◆ **Your objective**: Set every line down exactly, from the one that has "What does this" through the final one, and keep the pictures out.

Stored data entries:

╔══

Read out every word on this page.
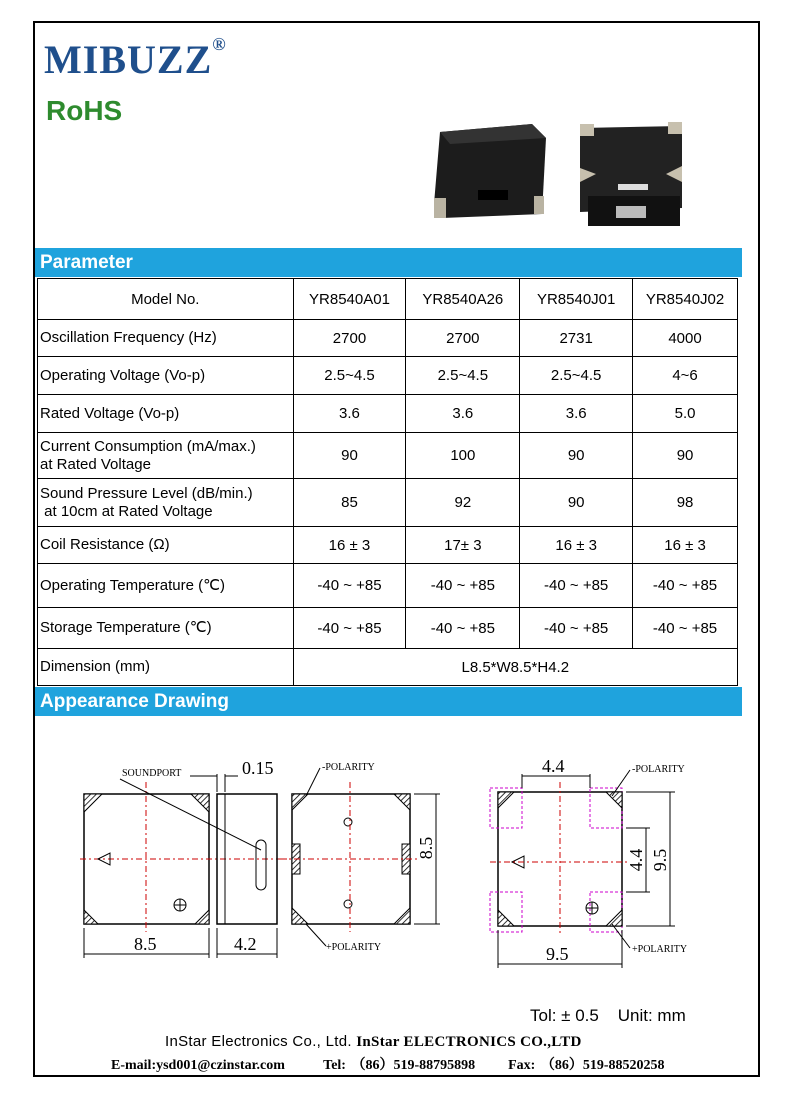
MIBUZZ®
RoHS
Parameter
Model No.	YR8540A01	YR8540A26	YR8540J01	YR8540J02
Oscillation Frequency (Hz)	2700	2700	2731	4000
Operating Voltage (Vo-p)	2.5~4.5	2.5~4.5	2.5~4.5	4~6
Rated Voltage (Vo-p)	3.6	3.6	3.6	5.0
Current Consumption (mA/max.)
at Rated Voltage	90	100	90	90
Sound Pressure Level (dB/min.)
at 10cm at Rated Voltage	85	92	90	98
Coil Resistance (Ω)	16 ± 3	17± 3	16 ± 3	16 ± 3
Operating Temperature (℃)	-40 ~ +85	-40 ~ +85	-40 ~ +85	-40 ~ +85
Storage Temperature (℃)	-40 ~ +85	-40 ~ +85	-40 ~ +85	-40 ~ +85
Dimension (mm)	L8.5*W8.5*H4.2			
Appearance Drawing
0.15
8.5	4.2
8.5
4.4
4.4 9.5
9.5
SOUNDPORT
-POLARITY
+POLARITY
-POLARITY
+POLARITY
Tol: ± 0.5    Unit: mm
InStar Electronics Co., Ltd. InStar ELECTRONICS CO.,LTD
E-mail:ysd001@czinstar.com	Tel: （86）519-88795898 Fax: （86）519-88520258
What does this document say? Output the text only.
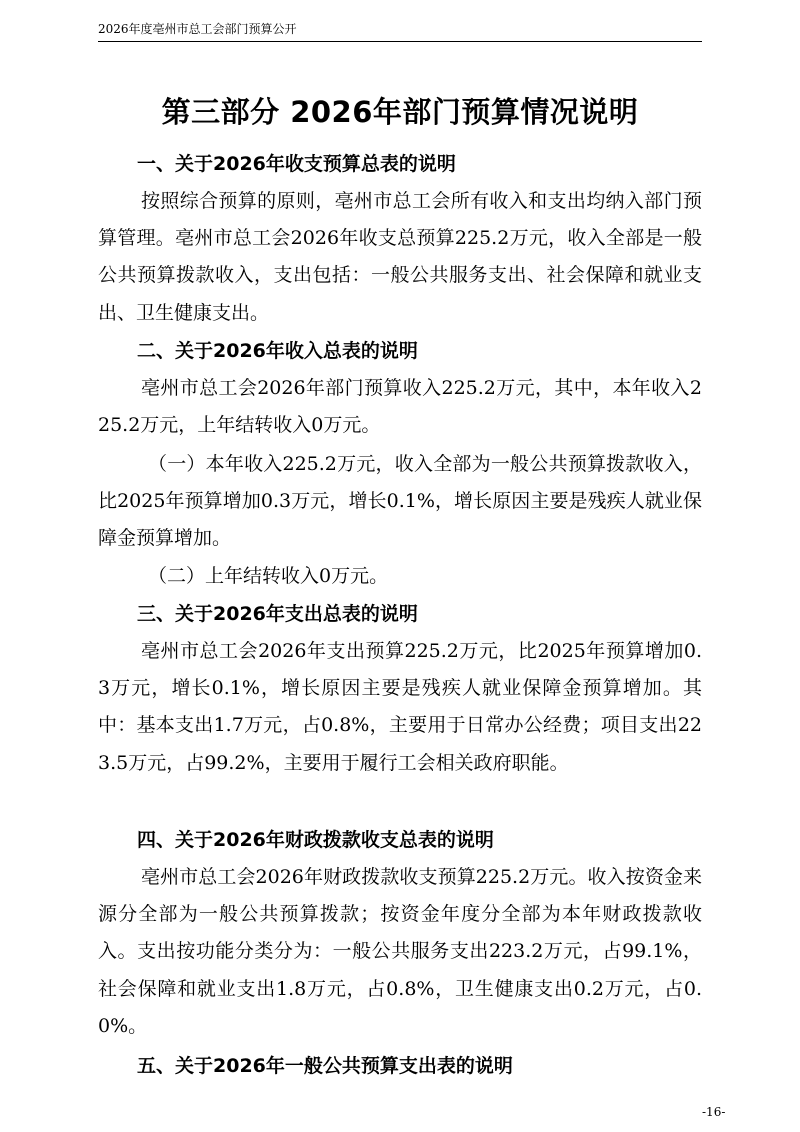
2026年度亳州市总工会部门预算公开
第三部分 2026年部门预算情况说明
一、关于2026年收支预算总表的说明
按照综合预算的原则，亳州市总工会所有收入和支出均纳入部门预算管理。亳州市总工会2026年收支总预算225.2万元，收入全部是一般公共预算拨款收入，支出包括：一般公共服务支出、社会保障和就业支出、卫生健康支出。
二、关于2026年收入总表的说明
亳州市总工会2026年部门预算收入225.2万元，其中，本年收入225.2万元，上年结转收入0万元。
（一）本年收入225.2万元，收入全部为一般公共预算拨款收入，比2025年预算增加0.3万元，增长0.1%，增长原因主要是残疾人就业保障金预算增加。
（二）上年结转收入0万元。
三、关于2026年支出总表的说明
亳州市总工会2026年支出预算225.2万元，比2025年预算增加0.3万元，增长0.1%，增长原因主要是残疾人就业保障金预算增加。其中：基本支出1.7万元，占0.8%，主要用于日常办公经费；项目支出223.5万元，占99.2%，主要用于履行工会相关政府职能。
四、关于2026年财政拨款收支总表的说明
亳州市总工会2026年财政拨款收支预算225.2万元。收入按资金来源分全部为一般公共预算拨款；按资金年度分全部为本年财政拨款收入。支出按功能分类分为：一般公共服务支出223.2万元，占99.1%，社会保障和就业支出1.8万元，占0.8%，卫生健康支出0.2万元，占0.0%。
五、关于2026年一般公共预算支出表的说明
-16-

╚══

◆ **Response to this exercise**:
What does this document say? Output the text only.
2026年度亳州市总工会部门预算公开
第三部分 2026年部门预算情况说明
一、关于2026年收支预算总表的说明
按照综合预算的原则，亳州市总工会所有收入和支出均纳入部门预算管理。亳州市总工会2026年收支总预算225.2万元，收入全部是一般公共预算拨款收入，支出包括：一般公共服务支出、社会保障和就业支出、卫生健康支出。
二、关于2026年收入总表的说明
亳州市总工会2026年部门预算收入225.2万元，其中，本年收入225.2万元，上年结转收入0万元。
（一）本年收入225.2万元，收入全部为一般公共预算拨款收入，比2025年预算增加0.3万元，增长0.1%，增长原因主要是残疾人就业保障金预算增加。
（二）上年结转收入0万元。
三、关于2026年支出总表的说明
亳州市总工会2026年支出预算225.2万元，比2025年预算增加0.3万元，增长0.1%，增长原因主要是残疾人就业保障金预算增加。其中：基本支出1.7万元，占0.8%，主要用于日常办公经费；项目支出223.5万元，占99.2%，主要用于履行工会相关政府职能。
四、关于2026年财政拨款收支总表的说明
亳州市总工会2026年财政拨款收支预算225.2万元。收入按资金来源分全部为一般公共预算拨款；按资金年度分全部为本年财政拨款收入。支出按功能分类分为：一般公共服务支出223.2万元，占99.1%，社会保障和就业支出1.8万元，占0.8%，卫生健康支出0.2万元，占0.0%。
五、关于2026年一般公共预算支出表的说明
-16-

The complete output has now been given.